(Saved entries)
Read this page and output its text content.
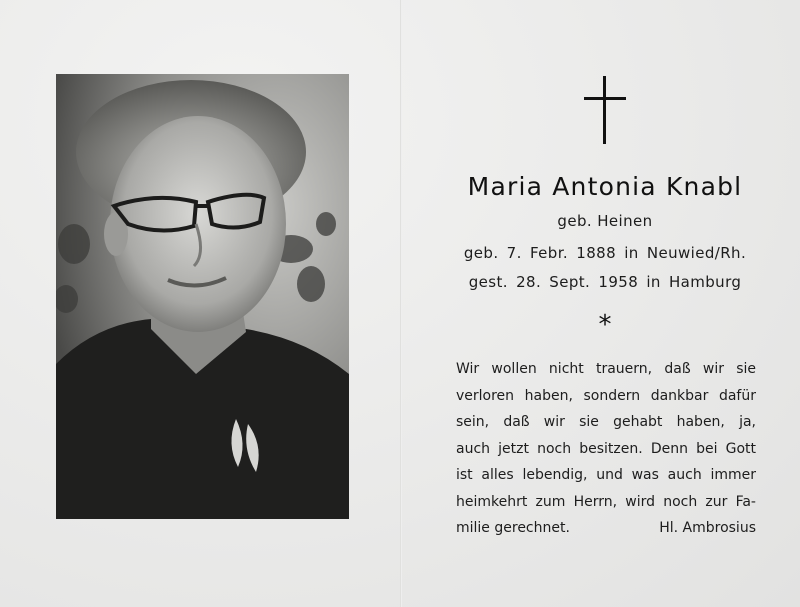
Maria Antonia Knabl
geb. Heinen
geb. 7. Febr. 1888 in Neuwied/Rh.
gest. 28. Sept. 1958 in Hamburg
*
Wir wollen nicht trauern, daß wir sie
verloren haben, sondern dankbar dafür
sein, daß wir sie gehabt haben, ja,
auch jetzt noch besitzen. Denn bei Gott
ist alles lebendig, und was auch immer
heimkehrt zum Herrn, wird noch zur Fa-
milie gerechnet.	Hl. Ambrosius
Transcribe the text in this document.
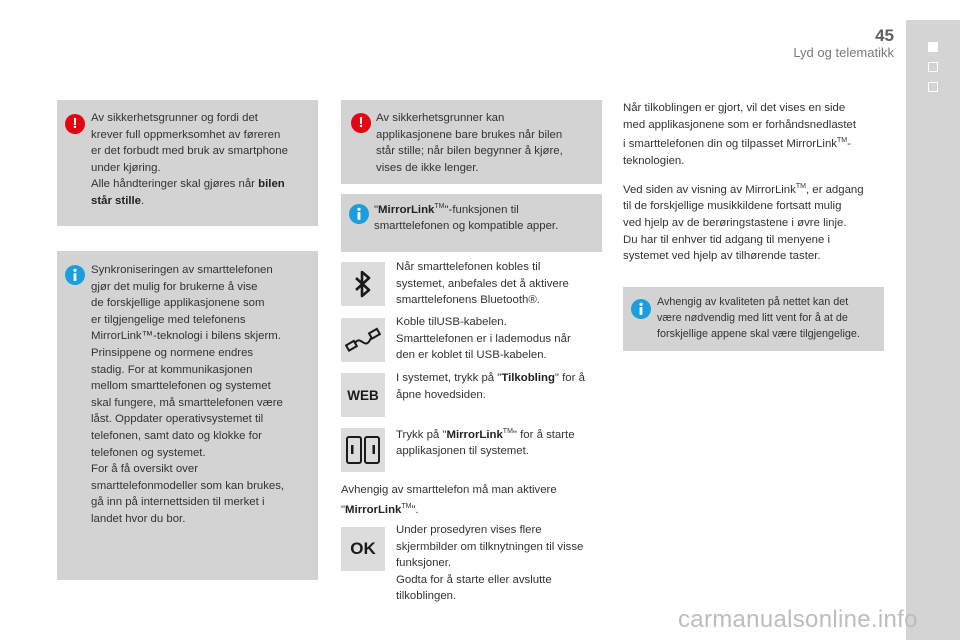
45
Lyd og telematikk
!	Av sikkerhetsgrunner og fordi det
krever full oppmerksomhet av føreren
er det forbudt med bruk av smartphone
under kjøring.
Alle håndteringer skal gjøres når bilen
står stille.
Synkroniseringen av smarttelefonen
gjør det mulig for brukerne å vise
de forskjellige applikasjonene som
er tilgjengelige med telefonens
MirrorLink™-teknologi i bilens skjerm.
Prinsippene og normene endres
stadig. For at kommunikasjonen
mellom smarttelefonen og systemet
skal fungere, må smarttelefonen være
låst. Oppdater operativsystemet til
telefonen, samt dato og klokke for
telefonen og systemet.
For å få oversikt over
smarttelefonmodeller som kan brukes,
gå inn på internettsiden til merket i
landet hvor du bor.
!	Av sikkerhetsgrunner kan
applikasjonene bare brukes når bilen
står stille; når bilen begynner å kjøre,
vises de ikke lenger.
"MirrorLink™"-funksjonen til
smarttelefonen og kompatible apper.
Når smarttelefonen kobles til
systemet, anbefales det å aktivere
smarttelefonens Bluetooth®.
Koble tilUSB-kabelen.
Smarttelefonen er i lademodus når
den er koblet til USB-kabelen.
WEB
I systemet, trykk på "Tilkobling" for å
åpne hovedsiden.
Trykk på "MirrorLink™" for å starte
applikasjonen til systemet.
Avhengig av smarttelefon må man aktivere
"MirrorLink™".
OK
Under prosedyren vises flere
skjermbilder om tilknytningen til visse
funksjoner.
Godta for å starte eller avslutte
tilkoblingen.
Når tilkoblingen er gjort, vil det vises en side
med applikasjonene som er forhåndsnedlastet
i smarttelefonen din og tilpasset MirrorLink™-
teknologien.
Ved siden av visning av MirrorLink™, er adgang
til de forskjellige musikkildene fortsatt mulig
ved hjelp av de berøringstastene i øvre linje.
Du har til enhver tid adgang til menyene i
systemet ved hjelp av tilhørende taster.
Avhengig av kvaliteten på nettet kan det
være nødvendig med litt vent for å at de
forskjellige appene skal være tilgjengelige.
carmanualsonline.info
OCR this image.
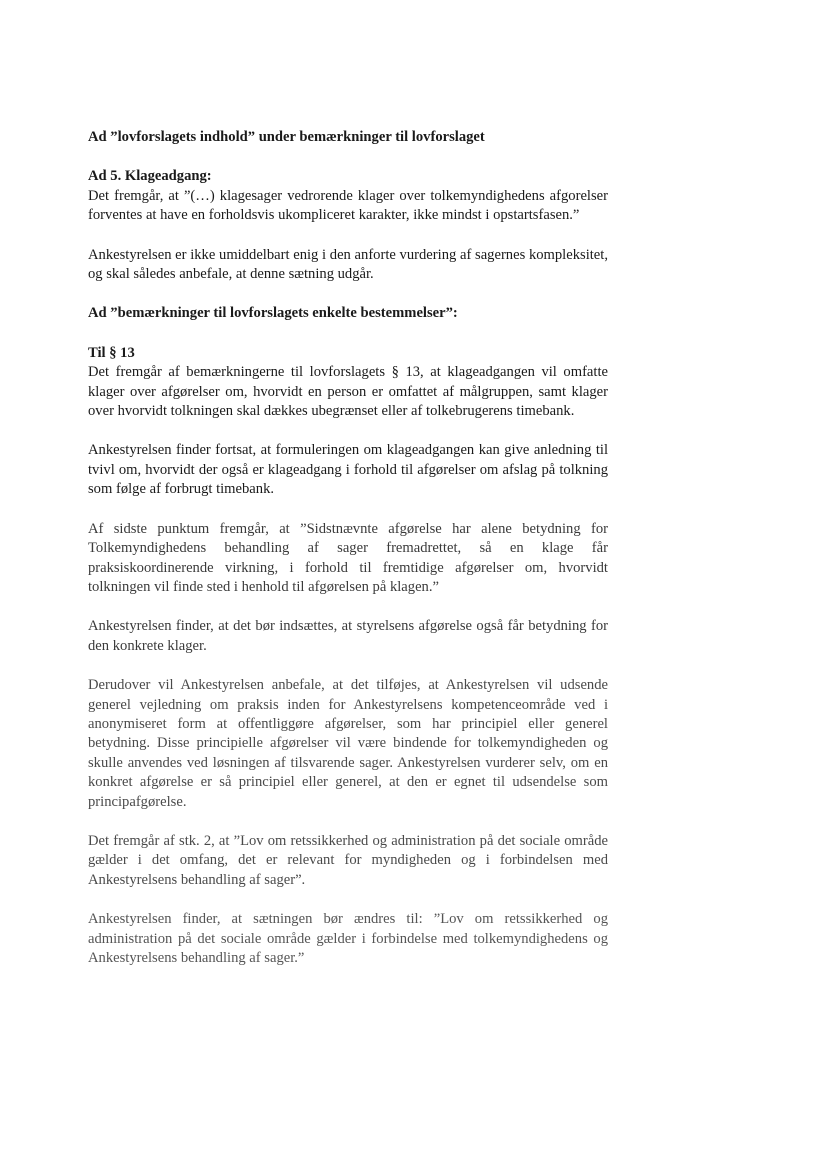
Ad ”lovforslagets indhold” under bemærkninger til lovforslaget

Ad 5. Klageadgang:

Det fremgår, at ”(…) klagesager vedrorende klager over tolkemyndighedens afgorelser forventes at have en forholdsvis ukompliceret karakter, ikke mindst i opstartsfasen.”

Ankestyrelsen er ikke umiddelbart enig i den anforte vurdering af sagernes kompleksitet, og skal således anbefale, at denne sætning udgår.

Ad ”bemærkninger til lovforslagets enkelte bestemmelser”:

Til § 13

Det fremgår af bemærkningerne til lovforslagets § 13, at klageadgangen vil omfatte klager over afgørelser om, hvorvidt en person er omfattet af målgruppen, samt klager over hvorvidt tolkningen skal dækkes ubegrænset eller af tolkebrugerens timebank.

Ankestyrelsen finder fortsat, at formuleringen om klageadgangen kan give anledning til tvivl om, hvorvidt der også er klageadgang i forhold til afgørelser om afslag på tolkning som følge af forbrugt timebank.

Af sidste punktum fremgår, at ”Sidstnævnte afgørelse har alene betydning for Tolkemyndighedens behandling af sager fremadrettet, så en klage får praksiskoordinerende virkning, i forhold til fremtidige afgørelser om, hvorvidt tolkningen vil finde sted i henhold til afgørelsen på klagen.”

Ankestyrelsen finder, at det bør indsættes, at styrelsens afgørelse også får betydning for den konkrete klager.

Derudover vil Ankestyrelsen anbefale, at det tilføjes, at Ankestyrelsen vil udsende generel vejledning om praksis inden for Ankestyrelsens kompetenceområde ved i anonymiseret form at offentliggøre afgørelser, som har principiel eller generel betydning. Disse principielle afgørelser vil være bindende for tolkemyndigheden og skulle anvendes ved løsningen af tilsvarende sager. Ankestyrelsen vurderer selv, om en konkret afgørelse er så principiel eller generel, at den er egnet til udsendelse som principafgørelse.

Det fremgår af stk. 2, at ”Lov om retssikkerhed og administration på det sociale område gælder i det omfang, det er relevant for myndigheden og i forbindelsen med Ankestyrelsens behandling af sager”.

Ankestyrelsen finder, at sætningen bør ændres til: ”Lov om retssikkerhed og administration på det sociale område gælder i forbindelse med tolkemyndighedens og Ankestyrelsens behandling af sager.”
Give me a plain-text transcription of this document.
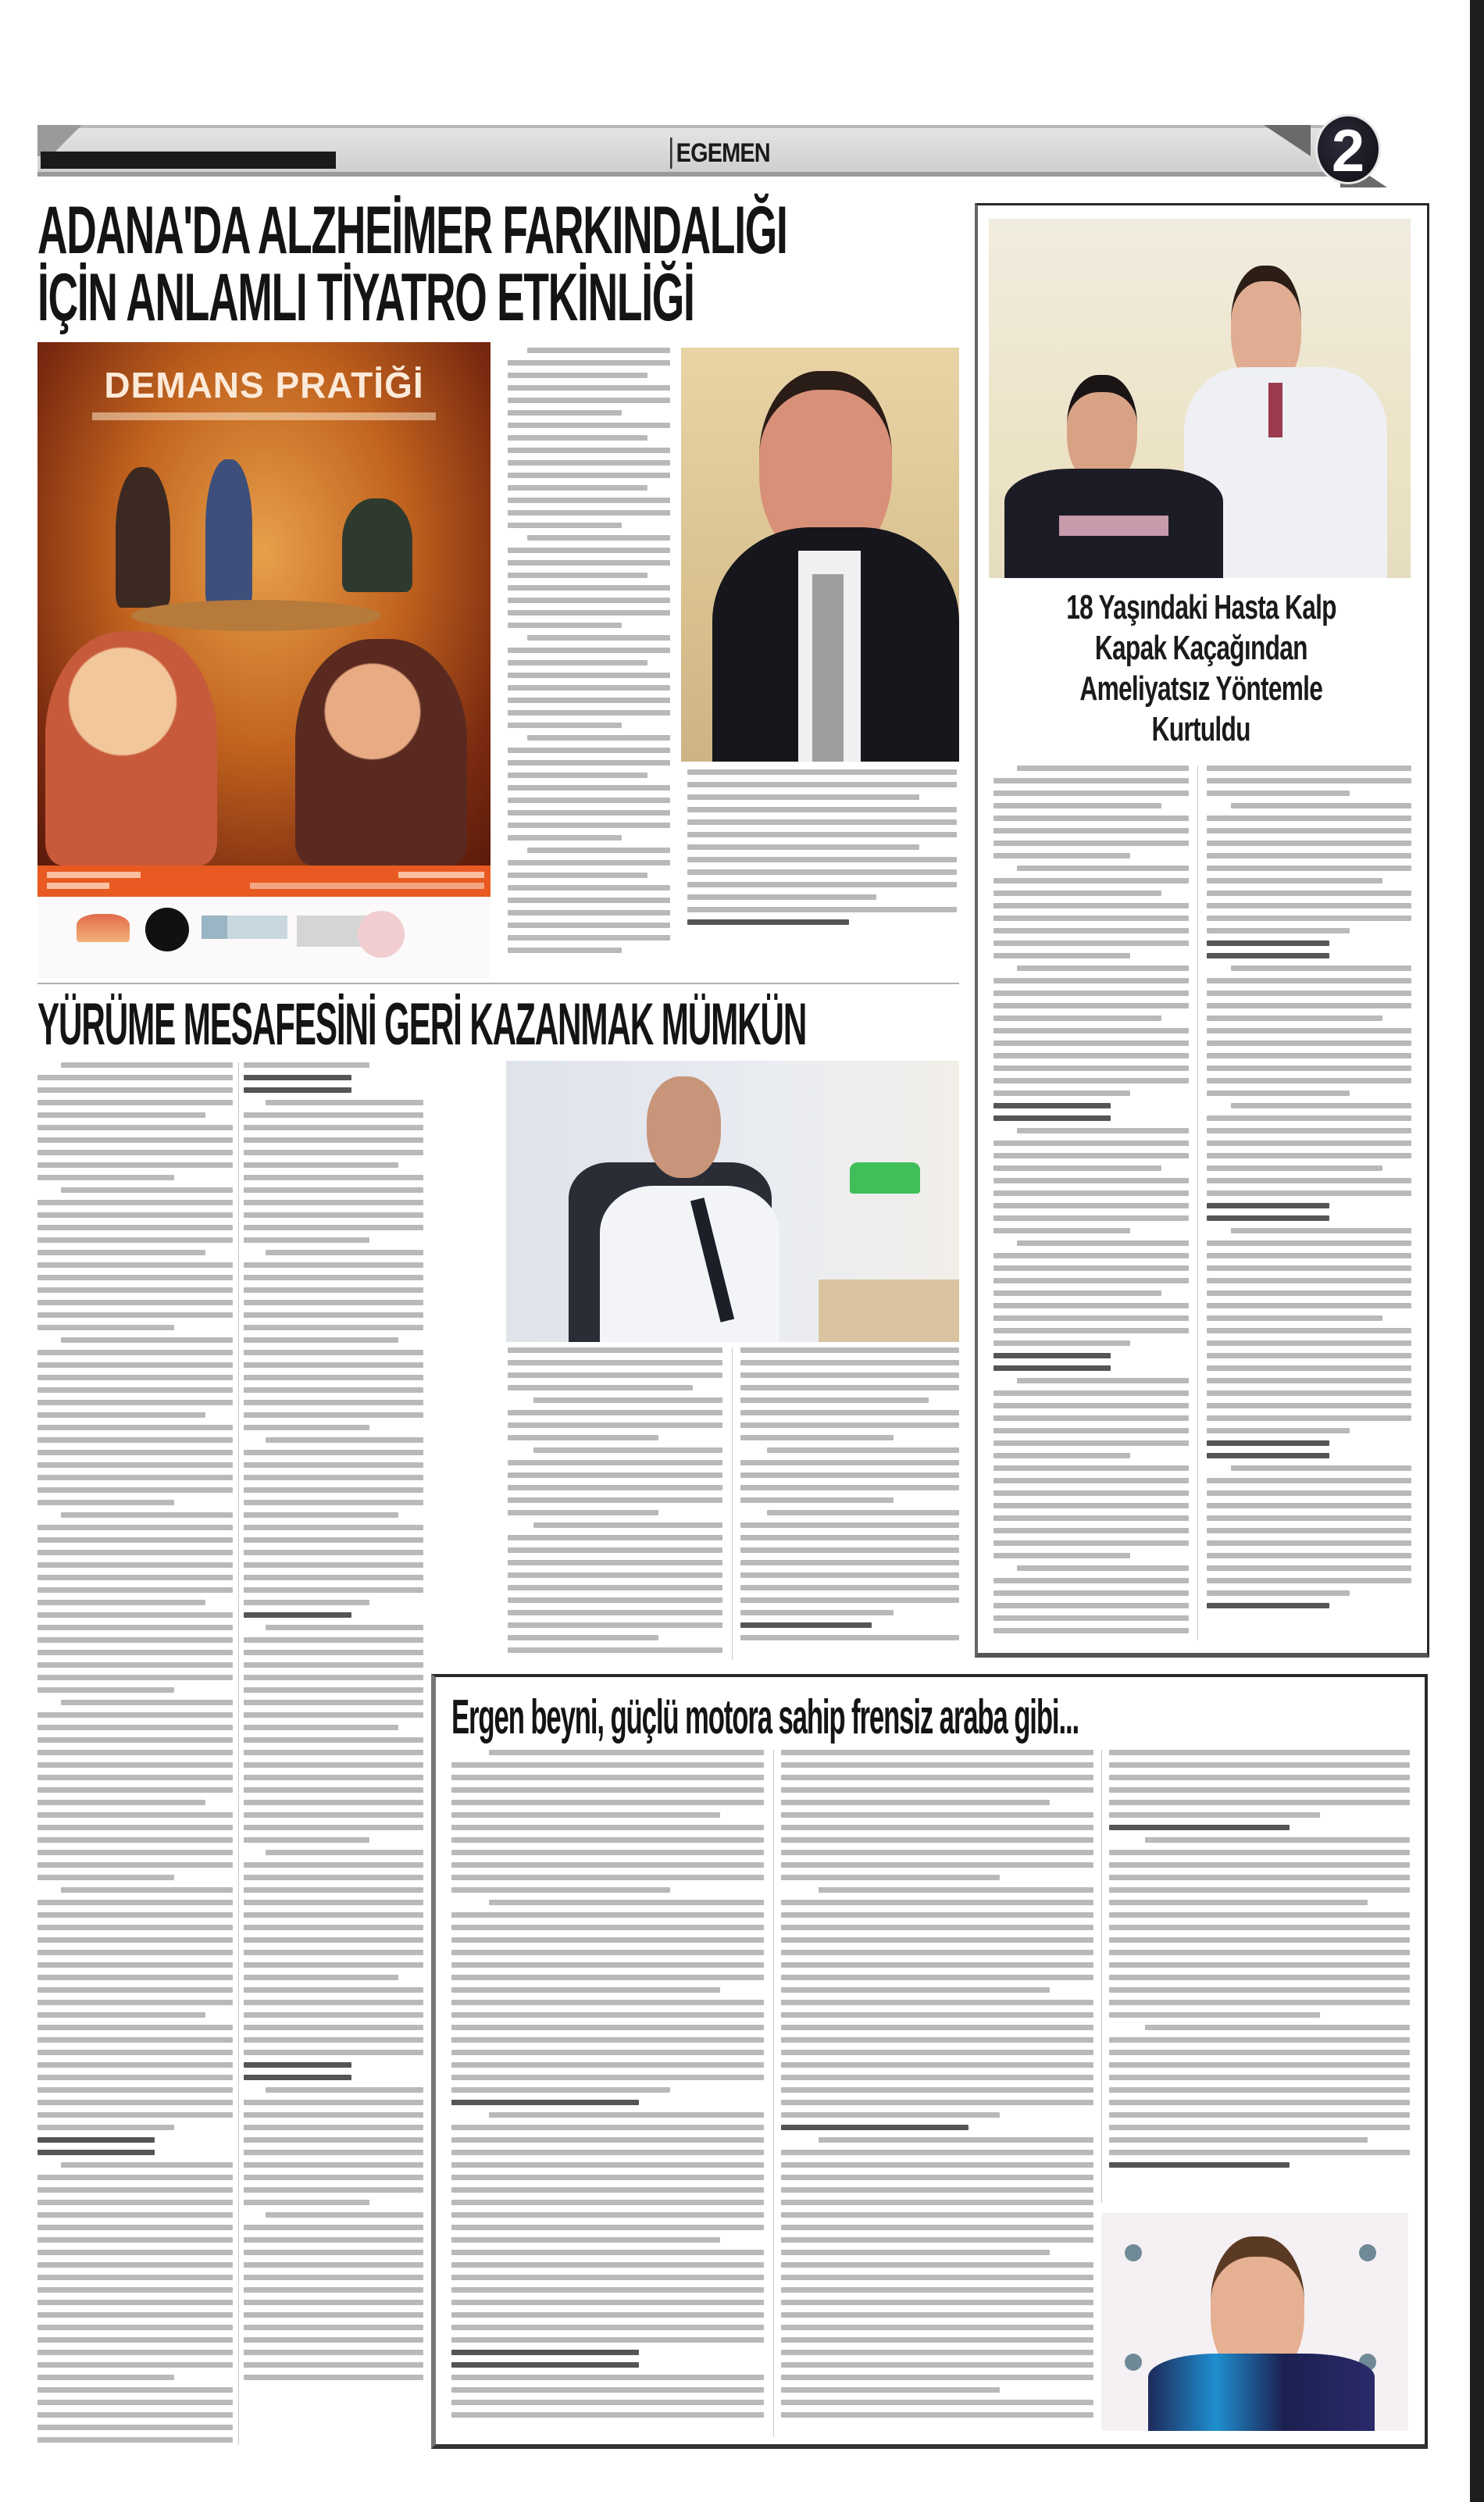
EGEMEN	2
ADANA'DA ALZHEİMER FARKINDALIĞI
İÇİN ANLAMLI TİYATRO ETKİNLİĞİ
DEMANS PRATİĞİ
18 Yaşındaki Hasta Kalp
Kapak Kaçağından
Ameliyatsız Yöntemle
Kurtuldu
YÜRÜME MESAFESİNİ GERİ KAZANMAK MÜMKÜN
Ergen beyni, güçlü motora sahip frensiz araba gibi...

### GIVEN TASK
What is the number of lines in this listing that contain the word "haben"? Answer with that number and nothing else.

### OUTPUT OF THE EXERCISE
2